(Stored items)
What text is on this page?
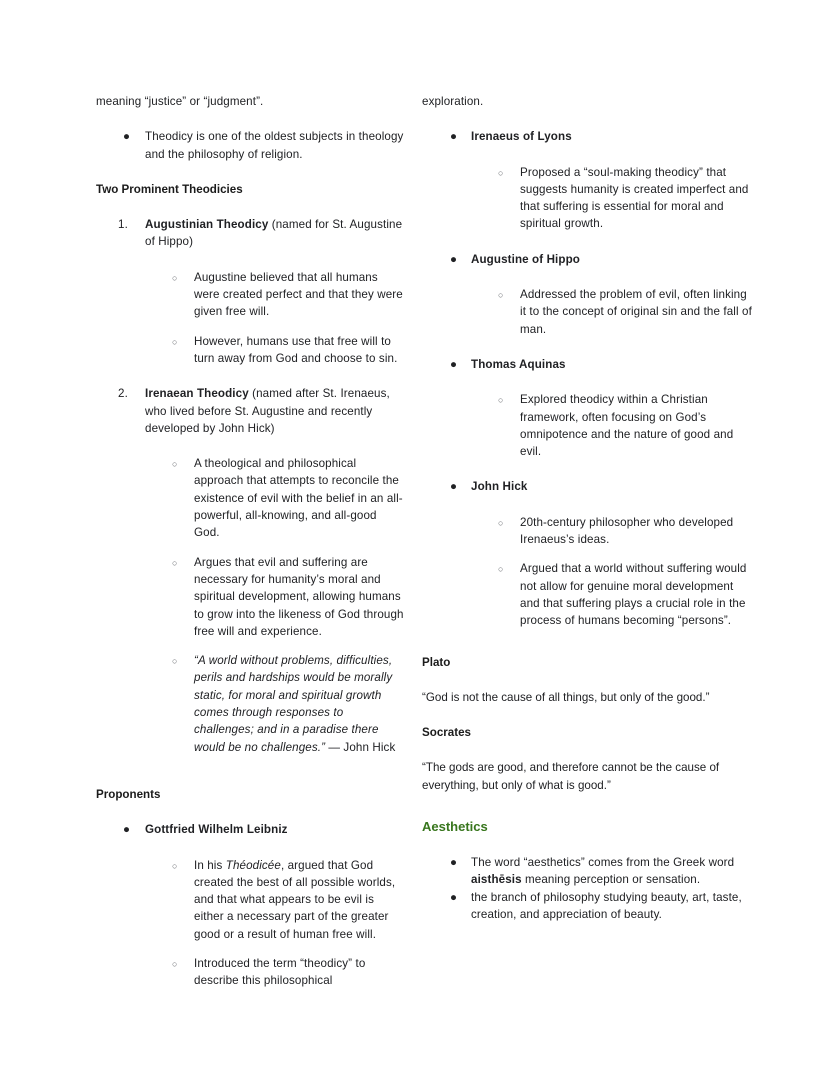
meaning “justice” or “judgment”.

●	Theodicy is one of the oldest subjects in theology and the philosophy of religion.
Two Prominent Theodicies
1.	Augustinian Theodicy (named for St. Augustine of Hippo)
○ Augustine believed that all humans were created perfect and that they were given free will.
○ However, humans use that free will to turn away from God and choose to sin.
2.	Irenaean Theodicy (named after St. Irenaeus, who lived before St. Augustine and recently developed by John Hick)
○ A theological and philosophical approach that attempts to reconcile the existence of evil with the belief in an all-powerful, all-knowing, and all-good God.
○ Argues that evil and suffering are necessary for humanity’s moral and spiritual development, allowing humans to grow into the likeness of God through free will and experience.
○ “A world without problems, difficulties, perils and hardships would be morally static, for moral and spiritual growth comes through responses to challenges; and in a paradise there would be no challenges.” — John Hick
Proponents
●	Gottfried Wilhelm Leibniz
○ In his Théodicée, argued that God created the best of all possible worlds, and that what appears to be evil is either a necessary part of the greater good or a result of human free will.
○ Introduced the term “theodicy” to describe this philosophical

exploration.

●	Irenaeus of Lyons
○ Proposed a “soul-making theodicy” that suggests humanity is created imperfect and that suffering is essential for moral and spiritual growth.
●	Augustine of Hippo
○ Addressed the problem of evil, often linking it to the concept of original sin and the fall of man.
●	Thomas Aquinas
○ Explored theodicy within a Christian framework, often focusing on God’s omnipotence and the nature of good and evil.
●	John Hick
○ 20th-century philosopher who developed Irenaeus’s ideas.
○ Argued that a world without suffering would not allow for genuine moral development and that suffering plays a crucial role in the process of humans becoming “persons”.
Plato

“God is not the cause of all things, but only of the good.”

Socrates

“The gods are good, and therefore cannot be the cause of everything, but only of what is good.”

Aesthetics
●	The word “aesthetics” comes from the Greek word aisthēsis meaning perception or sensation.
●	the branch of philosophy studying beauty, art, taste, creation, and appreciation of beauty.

> _WHAT YOU SHOULD DO_
Each record above is to be restated exactly, with its pictures removed from the copy.

> _TASK RESPONSE_
What text is on this page?
meaning “justice” or “judgment”.

●	Theodicy is one of the oldest subjects in theology and the philosophy of religion.
Two Prominent Theodicies
1.	Augustinian Theodicy (named for St. Augustine of Hippo)
○ Augustine believed that all humans were created perfect and that they were given free will.
○ However, humans use that free will to turn away from God and choose to sin.
2.	Irenaean Theodicy (named after St. Irenaeus, who lived before St. Augustine and recently developed by John Hick)
○ A theological and philosophical approach that attempts to reconcile the existence of evil with the belief in an all-powerful, all-knowing, and all-good God.
○ Argues that evil and suffering are necessary for humanity’s moral and spiritual development, allowing humans to grow into the likeness of God through free will and experience.
○ “A world without problems, difficulties, perils and hardships would be morally static, for moral and spiritual growth comes through responses to challenges; and in a paradise there would be no challenges.” — John Hick
Proponents
●	Gottfried Wilhelm Leibniz
○ In his Théodicée, argued that God created the best of all possible worlds, and that what appears to be evil is either a necessary part of the greater good or a result of human free will.
○ Introduced the term “theodicy” to describe this philosophical

exploration.

●	Irenaeus of Lyons
○ Proposed a “soul-making theodicy” that suggests humanity is created imperfect and that suffering is essential for moral and spiritual growth.
●	Augustine of Hippo
○ Addressed the problem of evil, often linking it to the concept of original sin and the fall of man.
●	Thomas Aquinas
○ Explored theodicy within a Christian framework, often focusing on God’s omnipotence and the nature of good and evil.
●	John Hick
○ 20th-century philosopher who developed Irenaeus’s ideas.
○ Argued that a world without suffering would not allow for genuine moral development and that suffering plays a crucial role in the process of humans becoming “persons”.
Plato

“God is not the cause of all things, but only of the good.”

Socrates

“The gods are good, and therefore cannot be the cause of everything, but only of what is good.”

Aesthetics
●	The word “aesthetics” comes from the Greek word aisthēsis meaning perception or sensation.
●	the branch of philosophy studying beauty, art, taste, creation, and appreciation of beauty.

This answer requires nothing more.